- [Instruções a seguir]: Transcreva sem alterações as linhas dos registros, começando pela primeira e terminando na linha que contém "data-point xyxy=(702,392,720,410)", incluída esta.

- [Registros apresentados]:

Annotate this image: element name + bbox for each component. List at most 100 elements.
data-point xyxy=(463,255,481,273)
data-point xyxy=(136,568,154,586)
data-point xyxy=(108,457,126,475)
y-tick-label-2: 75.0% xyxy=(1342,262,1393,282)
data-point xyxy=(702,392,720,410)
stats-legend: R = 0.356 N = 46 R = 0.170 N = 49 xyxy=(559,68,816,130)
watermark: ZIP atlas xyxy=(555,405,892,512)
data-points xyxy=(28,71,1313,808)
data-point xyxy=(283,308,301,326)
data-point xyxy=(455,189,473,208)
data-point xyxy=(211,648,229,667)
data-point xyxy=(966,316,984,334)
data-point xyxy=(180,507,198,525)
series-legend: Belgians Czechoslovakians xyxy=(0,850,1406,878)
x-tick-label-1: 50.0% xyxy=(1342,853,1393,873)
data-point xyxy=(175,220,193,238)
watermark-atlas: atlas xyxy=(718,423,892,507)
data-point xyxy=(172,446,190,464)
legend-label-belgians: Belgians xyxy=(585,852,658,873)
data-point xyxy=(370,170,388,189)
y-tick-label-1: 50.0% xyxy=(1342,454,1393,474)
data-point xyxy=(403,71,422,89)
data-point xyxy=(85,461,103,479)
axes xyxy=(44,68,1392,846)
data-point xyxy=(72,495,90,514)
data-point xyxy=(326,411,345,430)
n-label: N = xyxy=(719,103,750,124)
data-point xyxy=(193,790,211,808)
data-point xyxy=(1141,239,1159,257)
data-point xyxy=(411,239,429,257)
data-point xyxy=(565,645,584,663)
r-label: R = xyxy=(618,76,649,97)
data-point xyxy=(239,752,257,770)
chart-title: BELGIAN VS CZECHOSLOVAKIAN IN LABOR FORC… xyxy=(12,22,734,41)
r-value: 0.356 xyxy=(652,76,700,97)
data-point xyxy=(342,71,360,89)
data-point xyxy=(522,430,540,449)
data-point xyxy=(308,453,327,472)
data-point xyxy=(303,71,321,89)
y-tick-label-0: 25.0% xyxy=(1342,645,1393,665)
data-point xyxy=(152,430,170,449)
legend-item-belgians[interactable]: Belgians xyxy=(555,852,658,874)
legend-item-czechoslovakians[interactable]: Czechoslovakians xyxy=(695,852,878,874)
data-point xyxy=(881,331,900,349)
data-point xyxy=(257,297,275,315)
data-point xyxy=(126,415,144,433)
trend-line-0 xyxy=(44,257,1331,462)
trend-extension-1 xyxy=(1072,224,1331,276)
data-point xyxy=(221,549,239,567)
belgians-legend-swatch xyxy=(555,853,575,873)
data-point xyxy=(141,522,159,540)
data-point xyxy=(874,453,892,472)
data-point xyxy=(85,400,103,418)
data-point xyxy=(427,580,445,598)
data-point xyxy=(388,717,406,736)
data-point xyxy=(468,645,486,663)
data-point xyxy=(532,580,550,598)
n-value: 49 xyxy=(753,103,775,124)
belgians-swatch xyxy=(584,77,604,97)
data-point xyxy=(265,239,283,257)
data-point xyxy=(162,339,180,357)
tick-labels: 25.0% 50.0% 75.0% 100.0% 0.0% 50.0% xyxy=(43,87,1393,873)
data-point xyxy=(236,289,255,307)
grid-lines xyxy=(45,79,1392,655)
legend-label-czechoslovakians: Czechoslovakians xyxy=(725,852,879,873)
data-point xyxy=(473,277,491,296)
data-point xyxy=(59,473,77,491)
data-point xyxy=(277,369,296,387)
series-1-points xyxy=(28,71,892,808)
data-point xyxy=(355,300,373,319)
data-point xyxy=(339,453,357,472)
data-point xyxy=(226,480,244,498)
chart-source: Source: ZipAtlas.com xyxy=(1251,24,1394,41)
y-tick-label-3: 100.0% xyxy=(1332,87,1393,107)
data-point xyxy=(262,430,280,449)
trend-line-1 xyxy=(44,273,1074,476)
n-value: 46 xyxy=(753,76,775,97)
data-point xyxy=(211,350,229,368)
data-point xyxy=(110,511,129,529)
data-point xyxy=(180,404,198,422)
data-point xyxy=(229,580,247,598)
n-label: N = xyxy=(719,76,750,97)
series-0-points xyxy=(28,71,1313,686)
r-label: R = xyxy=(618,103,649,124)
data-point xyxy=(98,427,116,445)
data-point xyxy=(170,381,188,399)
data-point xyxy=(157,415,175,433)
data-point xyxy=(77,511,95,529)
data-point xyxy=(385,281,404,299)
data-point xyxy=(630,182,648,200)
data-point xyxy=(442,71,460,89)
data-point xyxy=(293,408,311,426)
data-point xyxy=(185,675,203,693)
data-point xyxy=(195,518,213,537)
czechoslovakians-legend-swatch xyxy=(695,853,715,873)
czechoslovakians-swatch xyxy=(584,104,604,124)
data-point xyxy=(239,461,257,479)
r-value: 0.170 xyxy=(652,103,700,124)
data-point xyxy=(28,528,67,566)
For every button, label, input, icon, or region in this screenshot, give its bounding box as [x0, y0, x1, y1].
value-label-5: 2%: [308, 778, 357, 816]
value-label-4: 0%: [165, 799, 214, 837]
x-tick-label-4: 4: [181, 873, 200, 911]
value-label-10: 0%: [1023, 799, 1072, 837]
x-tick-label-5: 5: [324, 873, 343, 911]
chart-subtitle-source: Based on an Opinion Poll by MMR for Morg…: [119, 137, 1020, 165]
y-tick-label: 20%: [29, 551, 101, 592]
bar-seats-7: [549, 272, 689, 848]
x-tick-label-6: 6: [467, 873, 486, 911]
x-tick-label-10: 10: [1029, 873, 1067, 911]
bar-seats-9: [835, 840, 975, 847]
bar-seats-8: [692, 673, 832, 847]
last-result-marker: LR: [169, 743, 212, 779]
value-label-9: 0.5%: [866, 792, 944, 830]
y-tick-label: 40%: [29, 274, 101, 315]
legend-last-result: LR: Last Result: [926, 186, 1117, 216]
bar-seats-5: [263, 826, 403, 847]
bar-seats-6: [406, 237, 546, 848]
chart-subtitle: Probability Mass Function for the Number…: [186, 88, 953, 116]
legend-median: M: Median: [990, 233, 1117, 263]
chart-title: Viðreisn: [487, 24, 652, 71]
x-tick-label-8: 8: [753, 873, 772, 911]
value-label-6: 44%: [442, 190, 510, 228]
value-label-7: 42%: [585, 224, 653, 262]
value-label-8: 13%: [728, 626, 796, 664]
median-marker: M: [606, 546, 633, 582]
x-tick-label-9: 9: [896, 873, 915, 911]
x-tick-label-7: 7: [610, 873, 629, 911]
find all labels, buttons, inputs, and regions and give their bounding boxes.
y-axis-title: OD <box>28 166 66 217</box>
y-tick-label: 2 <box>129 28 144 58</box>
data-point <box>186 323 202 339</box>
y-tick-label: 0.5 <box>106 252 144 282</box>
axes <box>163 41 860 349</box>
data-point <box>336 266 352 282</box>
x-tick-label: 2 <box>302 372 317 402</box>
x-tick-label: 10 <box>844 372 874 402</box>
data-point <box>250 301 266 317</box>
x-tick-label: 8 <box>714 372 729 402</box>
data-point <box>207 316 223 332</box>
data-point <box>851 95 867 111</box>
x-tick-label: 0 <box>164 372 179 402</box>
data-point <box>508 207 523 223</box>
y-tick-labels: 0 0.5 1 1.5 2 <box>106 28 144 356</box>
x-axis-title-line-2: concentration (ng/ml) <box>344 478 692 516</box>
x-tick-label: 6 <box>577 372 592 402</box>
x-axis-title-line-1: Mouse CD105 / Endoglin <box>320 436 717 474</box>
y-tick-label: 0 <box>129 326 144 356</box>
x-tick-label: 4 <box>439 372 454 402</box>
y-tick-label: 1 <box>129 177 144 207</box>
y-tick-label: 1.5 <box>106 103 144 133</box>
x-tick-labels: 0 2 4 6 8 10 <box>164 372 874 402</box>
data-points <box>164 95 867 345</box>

- [Resposta]:
Annotate this image: element name + bbox for each component. List at most 100 elements.
data-point xyxy=(463,255,481,273)
data-point xyxy=(136,568,154,586)
data-point xyxy=(108,457,126,475)
y-tick-label-2: 75.0% xyxy=(1342,262,1393,282)
data-point xyxy=(702,392,720,410)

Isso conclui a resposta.